* _DIRECTIVE_:
Copy out every line that contains "TradingView".

Stored records
[Start]
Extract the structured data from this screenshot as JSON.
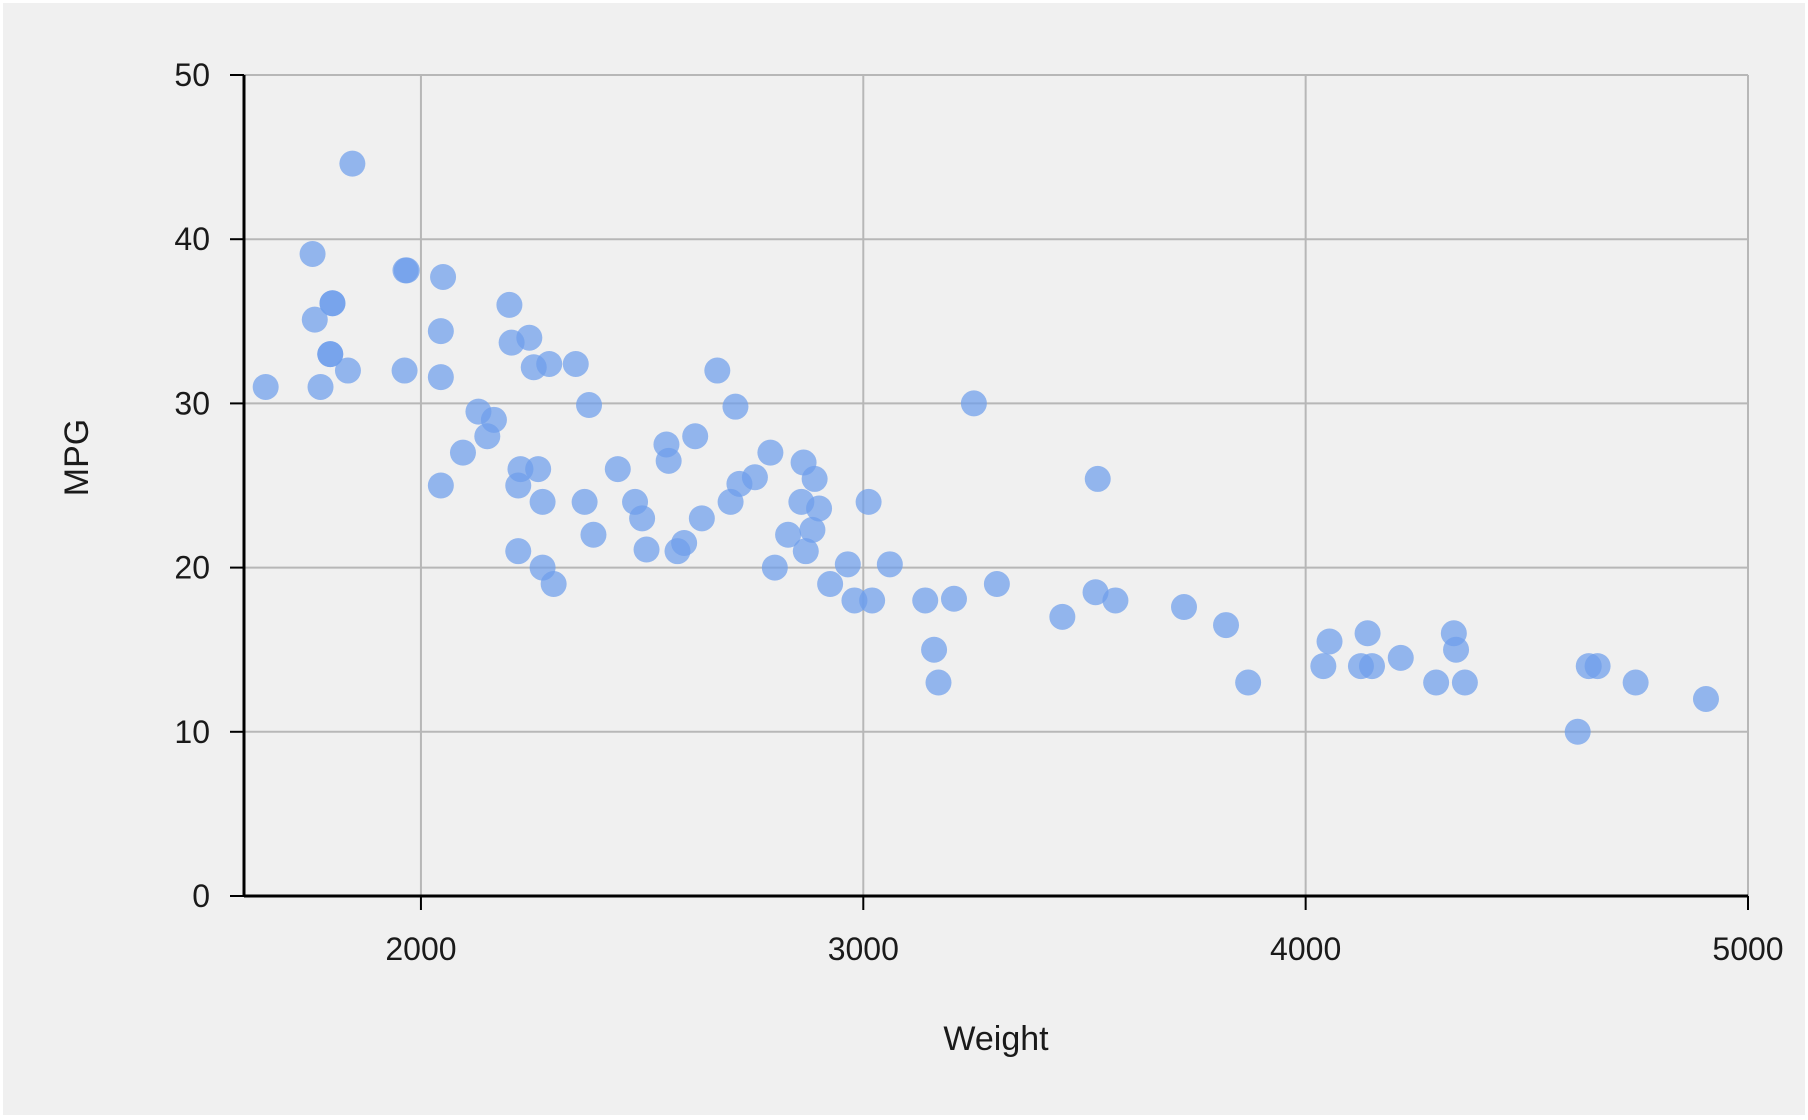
{
  "chart_data": {
    "type": "scatter",
    "title": "",
    "xlabel": "Weight",
    "ylabel": "MPG",
    "xlim": [
      1600,
      5000
    ],
    "ylim": [
      0,
      50
    ],
    "xticks": [
      2000,
      3000,
      4000,
      5000
    ],
    "yticks": [
      0,
      10,
      20,
      30,
      40,
      50
    ],
    "grid": true,
    "legend": "none",
    "colors": {
      "background": "#f0f0f0",
      "point": "#6d9eeb",
      "grid": "#b7b7b7",
      "axis": "#000000",
      "text": "#1a1a1a"
    },
    "series": [
      {
        "points": [
          [
            1649,
            31
          ],
          [
            1755,
            39.1
          ],
          [
            1760,
            35.1
          ],
          [
            1773,
            31
          ],
          [
            1795,
            33
          ],
          [
            1795,
            33
          ],
          [
            1800,
            36.1
          ],
          [
            1800,
            36.1
          ],
          [
            1835,
            32
          ],
          [
            1845,
            44.6
          ],
          [
            1963,
            32
          ],
          [
            1965,
            38.1
          ],
          [
            1968,
            38.1
          ],
          [
            2045,
            34.4
          ],
          [
            2045,
            31.6
          ],
          [
            2045,
            25
          ],
          [
            2050,
            37.7
          ],
          [
            2095,
            27
          ],
          [
            2130,
            29.5
          ],
          [
            2150,
            28
          ],
          [
            2165,
            29
          ],
          [
            2200,
            36
          ],
          [
            2205,
            33.7
          ],
          [
            2220,
            21
          ],
          [
            2220,
            25
          ],
          [
            2225,
            26
          ],
          [
            2245,
            34
          ],
          [
            2255,
            32.2
          ],
          [
            2265,
            26
          ],
          [
            2275,
            24
          ],
          [
            2275,
            20
          ],
          [
            2290,
            32.4
          ],
          [
            2300,
            19
          ],
          [
            2350,
            32.4
          ],
          [
            2370,
            24
          ],
          [
            2380,
            29.9
          ],
          [
            2390,
            22
          ],
          [
            2445,
            26
          ],
          [
            2484,
            24
          ],
          [
            2500,
            23
          ],
          [
            2510,
            21.1
          ],
          [
            2555,
            27.5
          ],
          [
            2560,
            26.5
          ],
          [
            2580,
            21
          ],
          [
            2595,
            21.5
          ],
          [
            2620,
            28
          ],
          [
            2635,
            23
          ],
          [
            2670,
            32
          ],
          [
            2700,
            24
          ],
          [
            2711,
            29.8
          ],
          [
            2720,
            25.1
          ],
          [
            2755,
            25.5
          ],
          [
            2790,
            27
          ],
          [
            2800,
            20
          ],
          [
            2830,
            22
          ],
          [
            2860,
            24
          ],
          [
            2865,
            26.4
          ],
          [
            2870,
            21
          ],
          [
            2885,
            22.3
          ],
          [
            2890,
            25.4
          ],
          [
            2900,
            23.6
          ],
          [
            2925,
            19
          ],
          [
            2965,
            20.2
          ],
          [
            2980,
            18
          ],
          [
            3012,
            24
          ],
          [
            3020,
            18
          ],
          [
            3060,
            20.2
          ],
          [
            3140,
            18
          ],
          [
            3160,
            15
          ],
          [
            3170,
            13
          ],
          [
            3205,
            18.1
          ],
          [
            3250,
            30
          ],
          [
            3302,
            19
          ],
          [
            3450,
            17
          ],
          [
            3525,
            18.5
          ],
          [
            3530,
            25.4
          ],
          [
            3570,
            18
          ],
          [
            3725,
            17.6
          ],
          [
            3820,
            16.5
          ],
          [
            3870,
            13
          ],
          [
            4040,
            14
          ],
          [
            4054,
            15.5
          ],
          [
            4125,
            14
          ],
          [
            4140,
            16
          ],
          [
            4150,
            14
          ],
          [
            4215,
            14.5
          ],
          [
            4295,
            13
          ],
          [
            4335,
            16
          ],
          [
            4340,
            15
          ],
          [
            4360,
            13
          ],
          [
            4615,
            10
          ],
          [
            4640,
            14
          ],
          [
            4660,
            14
          ],
          [
            4746,
            13
          ],
          [
            4905,
            12
          ]
        ]
      }
    ]
  }
}
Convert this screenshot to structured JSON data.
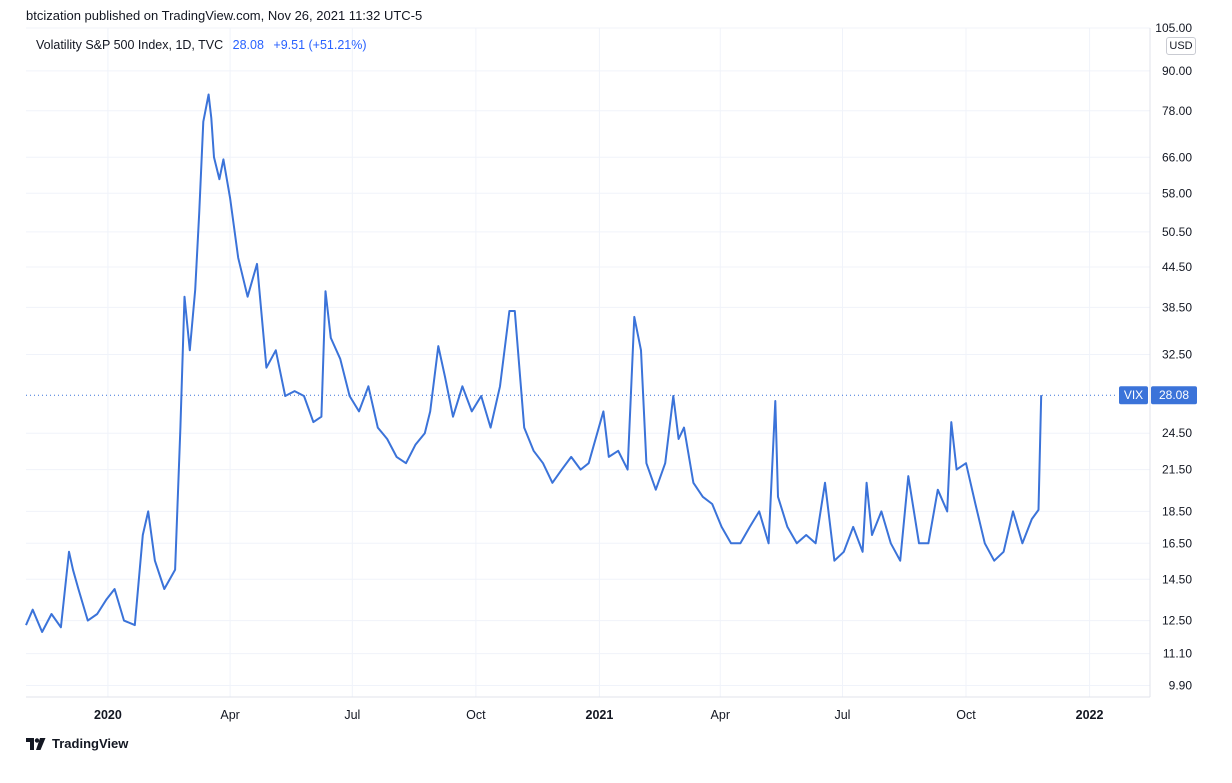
{
  "header": {
    "published_text": "btcization published on TradingView.com, Nov 26, 2021 11:32 UTC-5"
  },
  "legend": {
    "symbol_text": "Volatility S&P 500 Index, 1D, TVC",
    "last_value": "28.08",
    "change_text": "+9.51 (+51.21%)"
  },
  "price_axis": {
    "currency": "USD",
    "tick_labels": [
      "105.00",
      "90.00",
      "78.00",
      "66.00",
      "58.00",
      "50.50",
      "44.50",
      "38.50",
      "32.50",
      "28.08",
      "24.50",
      "21.50",
      "18.50",
      "16.50",
      "14.50",
      "12.50",
      "11.10",
      "9.90"
    ]
  },
  "price_tag": {
    "symbol": "VIX",
    "value": "28.08"
  },
  "footer": {
    "brand": "TradingView"
  },
  "colors": {
    "line": "#3b73d9",
    "tag_bg": "#3b73d9",
    "grid": "#f0f3fa",
    "axis_text": "#131722"
  },
  "chart_data": {
    "type": "line",
    "title": "Volatility S&P 500 Index, 1D, TVC",
    "xlabel": "",
    "ylabel": "",
    "y_scale": "log",
    "ylim": [
      9.5,
      105
    ],
    "xlim": [
      "2019-11-01",
      "2022-02-15"
    ],
    "grid": true,
    "x_tick_labels": [
      {
        "date": "2020-01-01",
        "label": "2020",
        "bold": true
      },
      {
        "date": "2020-04-01",
        "label": "Apr",
        "bold": false
      },
      {
        "date": "2020-07-01",
        "label": "Jul",
        "bold": false
      },
      {
        "date": "2020-10-01",
        "label": "Oct",
        "bold": false
      },
      {
        "date": "2021-01-01",
        "label": "2021",
        "bold": true
      },
      {
        "date": "2021-04-01",
        "label": "Apr",
        "bold": false
      },
      {
        "date": "2021-07-01",
        "label": "Jul",
        "bold": false
      },
      {
        "date": "2021-10-01",
        "label": "Oct",
        "bold": false
      },
      {
        "date": "2022-01-01",
        "label": "2022",
        "bold": true
      }
    ],
    "y_ticks": [
      105,
      90,
      78,
      66,
      58,
      50.5,
      44.5,
      38.5,
      32.5,
      24.5,
      21.5,
      18.5,
      16.5,
      14.5,
      12.5,
      11.1,
      9.9
    ],
    "last_value_line": 28.08,
    "series": [
      {
        "x": [
          "2019-11-01",
          "2019-11-06",
          "2019-11-13",
          "2019-11-20",
          "2019-11-27",
          "2019-12-03",
          "2019-12-06",
          "2019-12-10",
          "2019-12-17",
          "2019-12-24",
          "2019-12-31",
          "2020-01-06",
          "2020-01-13",
          "2020-01-21",
          "2020-01-27",
          "2020-01-31",
          "2020-02-05",
          "2020-02-12",
          "2020-02-20",
          "2020-02-24",
          "2020-02-27",
          "2020-03-02",
          "2020-03-06",
          "2020-03-09",
          "2020-03-12",
          "2020-03-16",
          "2020-03-18",
          "2020-03-20",
          "2020-03-24",
          "2020-03-27",
          "2020-04-01",
          "2020-04-07",
          "2020-04-14",
          "2020-04-21",
          "2020-04-28",
          "2020-05-05",
          "2020-05-12",
          "2020-05-19",
          "2020-05-26",
          "2020-06-02",
          "2020-06-08",
          "2020-06-11",
          "2020-06-15",
          "2020-06-22",
          "2020-06-29",
          "2020-07-06",
          "2020-07-13",
          "2020-07-20",
          "2020-07-27",
          "2020-08-03",
          "2020-08-10",
          "2020-08-17",
          "2020-08-24",
          "2020-08-28",
          "2020-09-03",
          "2020-09-08",
          "2020-09-14",
          "2020-09-21",
          "2020-09-28",
          "2020-10-05",
          "2020-10-12",
          "2020-10-19",
          "2020-10-26",
          "2020-10-30",
          "2020-11-06",
          "2020-11-13",
          "2020-11-20",
          "2020-11-27",
          "2020-12-04",
          "2020-12-11",
          "2020-12-18",
          "2020-12-24",
          "2021-01-04",
          "2021-01-08",
          "2021-01-15",
          "2021-01-22",
          "2021-01-27",
          "2021-02-01",
          "2021-02-05",
          "2021-02-12",
          "2021-02-19",
          "2021-02-25",
          "2021-03-01",
          "2021-03-05",
          "2021-03-12",
          "2021-03-19",
          "2021-03-26",
          "2021-04-02",
          "2021-04-09",
          "2021-04-16",
          "2021-04-23",
          "2021-04-30",
          "2021-05-07",
          "2021-05-12",
          "2021-05-14",
          "2021-05-21",
          "2021-05-28",
          "2021-06-04",
          "2021-06-11",
          "2021-06-18",
          "2021-06-25",
          "2021-07-02",
          "2021-07-09",
          "2021-07-16",
          "2021-07-19",
          "2021-07-23",
          "2021-07-30",
          "2021-08-06",
          "2021-08-13",
          "2021-08-19",
          "2021-08-27",
          "2021-09-03",
          "2021-09-10",
          "2021-09-17",
          "2021-09-20",
          "2021-09-24",
          "2021-10-01",
          "2021-10-08",
          "2021-10-15",
          "2021-10-22",
          "2021-10-29",
          "2021-11-05",
          "2021-11-12",
          "2021-11-19",
          "2021-11-24",
          "2021-11-26"
        ],
        "y": [
          12.3,
          13.0,
          12.0,
          12.8,
          12.2,
          16.0,
          15.0,
          14.0,
          12.5,
          12.8,
          13.5,
          14.0,
          12.5,
          12.3,
          17.0,
          18.5,
          15.5,
          14.0,
          15.0,
          25.0,
          40.0,
          33.0,
          41.0,
          54.0,
          75.0,
          82.7,
          76.0,
          66.0,
          61.0,
          65.5,
          57.0,
          46.0,
          40.0,
          45.0,
          31.0,
          33.0,
          28.0,
          28.5,
          28.0,
          25.5,
          26.0,
          40.8,
          34.5,
          32.0,
          28.0,
          26.5,
          29.0,
          25.0,
          24.0,
          22.5,
          22.0,
          23.5,
          24.5,
          26.5,
          33.5,
          30.0,
          26.0,
          29.0,
          26.5,
          28.0,
          25.0,
          29.0,
          38.0,
          38.0,
          25.0,
          23.0,
          22.0,
          20.5,
          21.5,
          22.5,
          21.5,
          22.0,
          26.5,
          22.5,
          23.0,
          21.5,
          37.2,
          33.0,
          22.0,
          20.0,
          22.0,
          28.0,
          24.0,
          25.0,
          20.5,
          19.5,
          19.0,
          17.5,
          16.5,
          16.5,
          17.5,
          18.5,
          16.5,
          27.5,
          19.5,
          17.5,
          16.5,
          17.0,
          16.5,
          20.5,
          15.5,
          16.0,
          17.5,
          16.0,
          20.5,
          17.0,
          18.5,
          16.5,
          15.5,
          21.0,
          16.5,
          16.5,
          20.0,
          18.5,
          25.5,
          21.5,
          22.0,
          19.0,
          16.5,
          15.5,
          16.0,
          18.5,
          16.5,
          18.0,
          18.6,
          28.08
        ]
      }
    ]
  }
}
[End]
* _TASK OUTPUT_:
    "published_text": "btcization published on TradingView.com, Nov 26, 2021 11:32 UTC-5"
    "brand": "TradingView"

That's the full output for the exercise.